Material for the task:
_____
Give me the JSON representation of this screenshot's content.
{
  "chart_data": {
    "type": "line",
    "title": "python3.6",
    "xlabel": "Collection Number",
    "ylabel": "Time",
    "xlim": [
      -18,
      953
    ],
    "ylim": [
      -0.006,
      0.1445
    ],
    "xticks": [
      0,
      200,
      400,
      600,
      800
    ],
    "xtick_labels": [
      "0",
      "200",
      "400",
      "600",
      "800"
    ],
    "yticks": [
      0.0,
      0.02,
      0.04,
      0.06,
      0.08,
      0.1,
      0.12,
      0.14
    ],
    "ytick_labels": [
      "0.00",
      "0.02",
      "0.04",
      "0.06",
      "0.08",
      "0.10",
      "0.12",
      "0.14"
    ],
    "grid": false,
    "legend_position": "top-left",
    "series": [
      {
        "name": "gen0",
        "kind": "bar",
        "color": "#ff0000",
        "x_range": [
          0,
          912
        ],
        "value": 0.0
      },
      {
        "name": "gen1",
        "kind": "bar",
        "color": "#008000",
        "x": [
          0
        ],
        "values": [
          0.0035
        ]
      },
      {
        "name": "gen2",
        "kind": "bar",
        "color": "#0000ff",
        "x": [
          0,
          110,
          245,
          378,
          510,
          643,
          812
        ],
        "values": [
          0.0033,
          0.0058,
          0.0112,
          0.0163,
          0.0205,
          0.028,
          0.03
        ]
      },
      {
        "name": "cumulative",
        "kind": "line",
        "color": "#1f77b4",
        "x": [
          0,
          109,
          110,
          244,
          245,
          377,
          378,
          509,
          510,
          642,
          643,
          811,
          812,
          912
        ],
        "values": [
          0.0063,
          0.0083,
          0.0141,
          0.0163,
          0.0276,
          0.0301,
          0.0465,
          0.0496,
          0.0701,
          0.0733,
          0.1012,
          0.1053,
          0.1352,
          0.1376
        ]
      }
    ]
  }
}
_____
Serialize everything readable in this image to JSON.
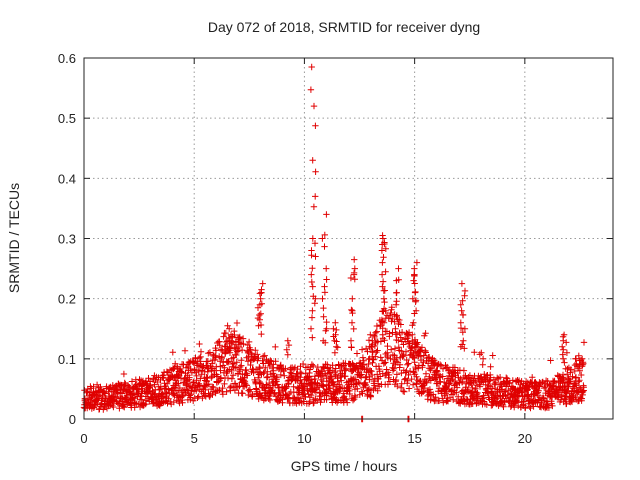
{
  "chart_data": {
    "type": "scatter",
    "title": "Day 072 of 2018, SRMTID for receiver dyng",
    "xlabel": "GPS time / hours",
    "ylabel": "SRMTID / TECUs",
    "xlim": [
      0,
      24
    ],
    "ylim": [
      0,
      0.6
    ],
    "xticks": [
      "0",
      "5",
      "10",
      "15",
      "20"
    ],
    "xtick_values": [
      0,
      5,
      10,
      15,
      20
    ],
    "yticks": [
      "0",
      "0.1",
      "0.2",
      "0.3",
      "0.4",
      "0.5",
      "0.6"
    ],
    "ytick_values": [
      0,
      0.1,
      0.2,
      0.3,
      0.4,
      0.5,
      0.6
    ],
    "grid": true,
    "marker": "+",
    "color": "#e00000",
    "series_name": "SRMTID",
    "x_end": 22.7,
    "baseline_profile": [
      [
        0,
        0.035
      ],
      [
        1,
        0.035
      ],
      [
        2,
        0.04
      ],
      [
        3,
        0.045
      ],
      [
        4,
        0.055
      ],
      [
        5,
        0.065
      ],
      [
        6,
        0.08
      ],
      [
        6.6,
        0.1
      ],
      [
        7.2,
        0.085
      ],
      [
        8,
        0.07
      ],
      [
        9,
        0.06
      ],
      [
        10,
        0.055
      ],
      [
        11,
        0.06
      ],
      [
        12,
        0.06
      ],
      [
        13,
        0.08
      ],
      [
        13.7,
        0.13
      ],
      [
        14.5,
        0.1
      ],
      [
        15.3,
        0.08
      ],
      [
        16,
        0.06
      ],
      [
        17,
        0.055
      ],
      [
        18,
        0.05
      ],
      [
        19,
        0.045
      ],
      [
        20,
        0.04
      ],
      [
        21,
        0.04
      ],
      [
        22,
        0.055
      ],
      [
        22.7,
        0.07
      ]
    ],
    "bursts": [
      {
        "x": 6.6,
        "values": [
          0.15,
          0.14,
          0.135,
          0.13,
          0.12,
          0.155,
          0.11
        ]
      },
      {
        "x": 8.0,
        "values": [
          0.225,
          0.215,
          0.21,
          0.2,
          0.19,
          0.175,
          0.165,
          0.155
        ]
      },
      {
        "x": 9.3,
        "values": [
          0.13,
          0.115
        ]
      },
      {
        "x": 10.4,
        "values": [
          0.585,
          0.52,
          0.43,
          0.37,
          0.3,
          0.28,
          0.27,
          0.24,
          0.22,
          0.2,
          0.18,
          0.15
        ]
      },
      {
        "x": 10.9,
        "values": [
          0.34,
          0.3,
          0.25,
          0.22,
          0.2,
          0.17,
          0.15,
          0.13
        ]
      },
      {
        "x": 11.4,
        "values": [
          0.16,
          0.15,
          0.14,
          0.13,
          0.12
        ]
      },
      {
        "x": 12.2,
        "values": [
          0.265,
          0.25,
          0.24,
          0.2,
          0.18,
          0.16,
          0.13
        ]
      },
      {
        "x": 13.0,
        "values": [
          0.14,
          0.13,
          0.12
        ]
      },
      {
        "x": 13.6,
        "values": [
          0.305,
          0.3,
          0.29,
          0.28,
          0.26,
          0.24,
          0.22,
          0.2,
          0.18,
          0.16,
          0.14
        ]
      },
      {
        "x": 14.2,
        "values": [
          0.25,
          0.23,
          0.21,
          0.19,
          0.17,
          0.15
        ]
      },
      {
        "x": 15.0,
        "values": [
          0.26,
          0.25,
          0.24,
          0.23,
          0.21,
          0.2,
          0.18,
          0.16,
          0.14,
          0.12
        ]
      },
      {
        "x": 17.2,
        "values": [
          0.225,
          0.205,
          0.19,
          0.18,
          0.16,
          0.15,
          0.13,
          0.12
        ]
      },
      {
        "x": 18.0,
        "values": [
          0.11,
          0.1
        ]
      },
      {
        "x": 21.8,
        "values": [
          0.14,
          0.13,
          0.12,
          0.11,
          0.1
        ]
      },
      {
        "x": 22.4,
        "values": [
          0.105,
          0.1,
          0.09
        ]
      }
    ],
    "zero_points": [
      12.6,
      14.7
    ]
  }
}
_____
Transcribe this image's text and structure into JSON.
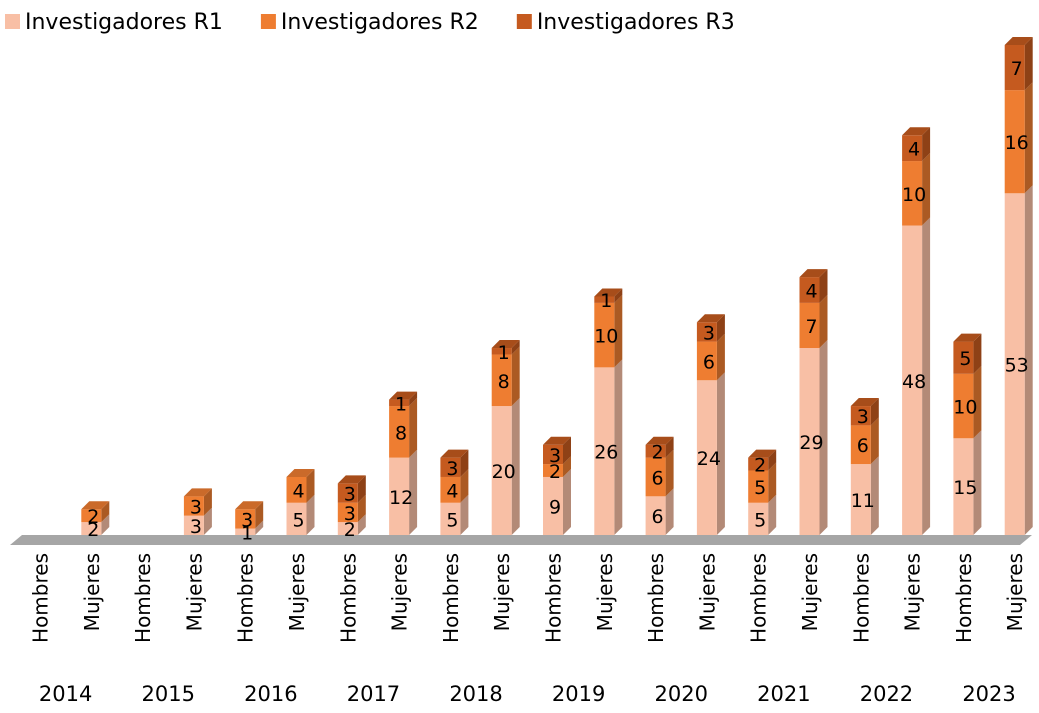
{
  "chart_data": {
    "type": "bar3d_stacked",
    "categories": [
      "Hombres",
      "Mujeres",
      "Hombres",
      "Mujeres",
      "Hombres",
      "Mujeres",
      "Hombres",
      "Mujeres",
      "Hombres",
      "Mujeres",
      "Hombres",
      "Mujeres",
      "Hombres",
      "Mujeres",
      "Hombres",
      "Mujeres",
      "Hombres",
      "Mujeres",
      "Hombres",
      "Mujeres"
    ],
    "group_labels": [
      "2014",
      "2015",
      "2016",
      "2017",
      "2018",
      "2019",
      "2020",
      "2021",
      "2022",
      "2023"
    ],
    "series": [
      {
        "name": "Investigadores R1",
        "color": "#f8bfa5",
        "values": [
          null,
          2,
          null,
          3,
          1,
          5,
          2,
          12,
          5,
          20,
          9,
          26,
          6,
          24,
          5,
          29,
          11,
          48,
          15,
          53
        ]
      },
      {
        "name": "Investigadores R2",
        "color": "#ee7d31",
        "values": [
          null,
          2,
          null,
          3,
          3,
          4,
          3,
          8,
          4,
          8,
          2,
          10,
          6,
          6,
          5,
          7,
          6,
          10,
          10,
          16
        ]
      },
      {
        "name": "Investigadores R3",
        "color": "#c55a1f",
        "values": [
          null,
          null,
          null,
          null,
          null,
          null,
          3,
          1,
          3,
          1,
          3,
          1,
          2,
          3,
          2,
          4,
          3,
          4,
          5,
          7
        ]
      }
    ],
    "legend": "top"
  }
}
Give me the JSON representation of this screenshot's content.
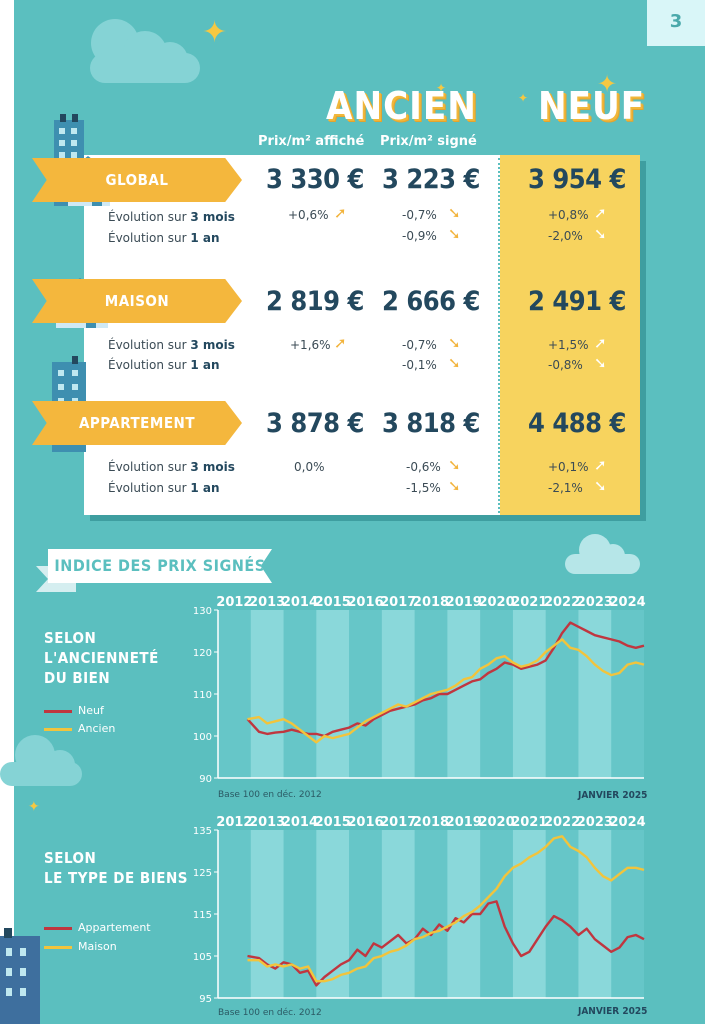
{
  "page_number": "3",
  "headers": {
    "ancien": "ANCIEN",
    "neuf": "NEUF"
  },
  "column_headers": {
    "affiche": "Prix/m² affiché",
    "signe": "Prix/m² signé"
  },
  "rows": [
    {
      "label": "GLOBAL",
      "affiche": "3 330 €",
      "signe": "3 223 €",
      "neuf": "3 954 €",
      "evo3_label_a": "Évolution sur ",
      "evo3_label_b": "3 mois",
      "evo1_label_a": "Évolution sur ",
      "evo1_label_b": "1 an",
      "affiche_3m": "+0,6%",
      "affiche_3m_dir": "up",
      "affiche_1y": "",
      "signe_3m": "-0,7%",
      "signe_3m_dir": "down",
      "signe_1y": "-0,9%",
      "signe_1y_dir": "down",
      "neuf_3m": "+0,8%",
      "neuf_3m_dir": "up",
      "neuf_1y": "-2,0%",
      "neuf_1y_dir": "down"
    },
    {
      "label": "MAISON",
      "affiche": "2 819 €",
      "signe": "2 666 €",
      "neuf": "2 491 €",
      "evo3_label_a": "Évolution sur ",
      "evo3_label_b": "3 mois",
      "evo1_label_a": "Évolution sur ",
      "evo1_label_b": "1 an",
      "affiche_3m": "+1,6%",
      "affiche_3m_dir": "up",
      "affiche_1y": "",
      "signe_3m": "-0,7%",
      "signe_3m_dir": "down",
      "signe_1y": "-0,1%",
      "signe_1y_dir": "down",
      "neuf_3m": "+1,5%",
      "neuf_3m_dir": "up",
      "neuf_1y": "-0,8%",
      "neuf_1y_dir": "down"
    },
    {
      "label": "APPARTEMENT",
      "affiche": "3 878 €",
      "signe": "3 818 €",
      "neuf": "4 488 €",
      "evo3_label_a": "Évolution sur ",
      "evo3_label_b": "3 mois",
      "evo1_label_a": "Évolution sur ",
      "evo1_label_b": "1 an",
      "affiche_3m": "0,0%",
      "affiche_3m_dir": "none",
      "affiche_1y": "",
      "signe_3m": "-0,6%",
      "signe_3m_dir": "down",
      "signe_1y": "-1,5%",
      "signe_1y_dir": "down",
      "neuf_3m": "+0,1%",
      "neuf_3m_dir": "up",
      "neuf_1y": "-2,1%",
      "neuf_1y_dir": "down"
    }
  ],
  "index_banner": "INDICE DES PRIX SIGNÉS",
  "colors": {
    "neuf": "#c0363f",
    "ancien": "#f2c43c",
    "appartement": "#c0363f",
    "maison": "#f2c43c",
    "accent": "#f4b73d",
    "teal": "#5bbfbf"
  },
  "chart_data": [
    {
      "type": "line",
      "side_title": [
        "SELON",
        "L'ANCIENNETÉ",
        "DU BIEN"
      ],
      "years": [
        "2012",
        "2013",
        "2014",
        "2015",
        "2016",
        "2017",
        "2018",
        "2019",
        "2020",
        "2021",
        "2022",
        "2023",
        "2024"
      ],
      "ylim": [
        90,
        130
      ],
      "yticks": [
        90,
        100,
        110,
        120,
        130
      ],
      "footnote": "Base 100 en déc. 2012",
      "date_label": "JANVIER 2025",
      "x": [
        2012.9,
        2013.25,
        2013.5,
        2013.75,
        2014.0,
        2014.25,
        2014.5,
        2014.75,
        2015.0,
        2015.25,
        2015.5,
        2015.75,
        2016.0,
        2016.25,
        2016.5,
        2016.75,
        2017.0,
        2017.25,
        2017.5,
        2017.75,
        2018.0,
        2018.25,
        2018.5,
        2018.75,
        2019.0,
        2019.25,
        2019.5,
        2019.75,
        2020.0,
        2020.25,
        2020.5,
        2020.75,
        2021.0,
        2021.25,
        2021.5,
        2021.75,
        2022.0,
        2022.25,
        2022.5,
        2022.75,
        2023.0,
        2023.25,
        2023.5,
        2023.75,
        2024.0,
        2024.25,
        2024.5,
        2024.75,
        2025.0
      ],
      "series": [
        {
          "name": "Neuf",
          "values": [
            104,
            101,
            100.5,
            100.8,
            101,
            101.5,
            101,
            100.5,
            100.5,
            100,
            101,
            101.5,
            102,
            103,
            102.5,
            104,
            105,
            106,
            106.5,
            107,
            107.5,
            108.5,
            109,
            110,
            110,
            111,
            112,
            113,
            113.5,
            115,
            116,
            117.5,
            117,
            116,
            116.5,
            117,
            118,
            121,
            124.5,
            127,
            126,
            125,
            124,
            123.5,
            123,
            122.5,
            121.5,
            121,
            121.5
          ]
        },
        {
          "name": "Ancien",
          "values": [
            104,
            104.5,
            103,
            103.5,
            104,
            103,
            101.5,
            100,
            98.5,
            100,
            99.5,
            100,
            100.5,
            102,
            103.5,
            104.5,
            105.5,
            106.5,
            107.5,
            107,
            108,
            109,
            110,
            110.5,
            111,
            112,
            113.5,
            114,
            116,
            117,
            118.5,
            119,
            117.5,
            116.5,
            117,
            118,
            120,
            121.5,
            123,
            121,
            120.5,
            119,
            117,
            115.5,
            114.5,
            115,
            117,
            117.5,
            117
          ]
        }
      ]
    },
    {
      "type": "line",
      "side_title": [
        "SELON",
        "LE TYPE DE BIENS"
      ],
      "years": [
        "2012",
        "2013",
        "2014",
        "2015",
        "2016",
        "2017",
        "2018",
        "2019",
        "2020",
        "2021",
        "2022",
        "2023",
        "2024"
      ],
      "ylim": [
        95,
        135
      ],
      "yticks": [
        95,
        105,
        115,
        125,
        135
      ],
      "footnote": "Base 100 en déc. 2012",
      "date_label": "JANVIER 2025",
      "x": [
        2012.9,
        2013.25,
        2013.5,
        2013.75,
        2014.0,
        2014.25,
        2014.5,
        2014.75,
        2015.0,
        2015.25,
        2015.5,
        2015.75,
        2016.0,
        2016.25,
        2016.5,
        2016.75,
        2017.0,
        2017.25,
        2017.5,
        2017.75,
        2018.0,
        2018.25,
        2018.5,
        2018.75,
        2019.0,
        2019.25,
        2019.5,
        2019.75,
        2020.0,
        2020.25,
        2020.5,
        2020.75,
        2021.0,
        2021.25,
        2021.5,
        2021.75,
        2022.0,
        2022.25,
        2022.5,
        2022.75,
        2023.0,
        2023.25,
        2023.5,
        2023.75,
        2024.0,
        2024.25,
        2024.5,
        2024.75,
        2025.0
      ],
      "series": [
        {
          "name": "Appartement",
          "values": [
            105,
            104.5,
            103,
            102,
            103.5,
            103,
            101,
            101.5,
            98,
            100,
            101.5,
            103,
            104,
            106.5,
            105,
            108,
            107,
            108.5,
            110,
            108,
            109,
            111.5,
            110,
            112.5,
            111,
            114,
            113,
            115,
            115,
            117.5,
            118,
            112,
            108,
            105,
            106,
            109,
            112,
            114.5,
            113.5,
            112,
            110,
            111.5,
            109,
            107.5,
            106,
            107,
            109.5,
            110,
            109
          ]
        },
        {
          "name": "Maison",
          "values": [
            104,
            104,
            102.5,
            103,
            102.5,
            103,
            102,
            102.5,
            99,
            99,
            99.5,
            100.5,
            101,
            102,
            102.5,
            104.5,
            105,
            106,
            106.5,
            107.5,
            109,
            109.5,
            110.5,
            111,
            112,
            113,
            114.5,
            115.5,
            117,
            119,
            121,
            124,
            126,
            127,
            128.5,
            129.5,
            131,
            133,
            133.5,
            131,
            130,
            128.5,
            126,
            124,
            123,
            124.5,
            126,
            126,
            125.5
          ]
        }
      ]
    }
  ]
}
_____
Given task:
In the records above, locate every line with the string "Investigadores" and copy it.

Complete output:
        "name": "Investigadores R1",
        "name": "Investigadores R2",
        "name": "Investigadores R3",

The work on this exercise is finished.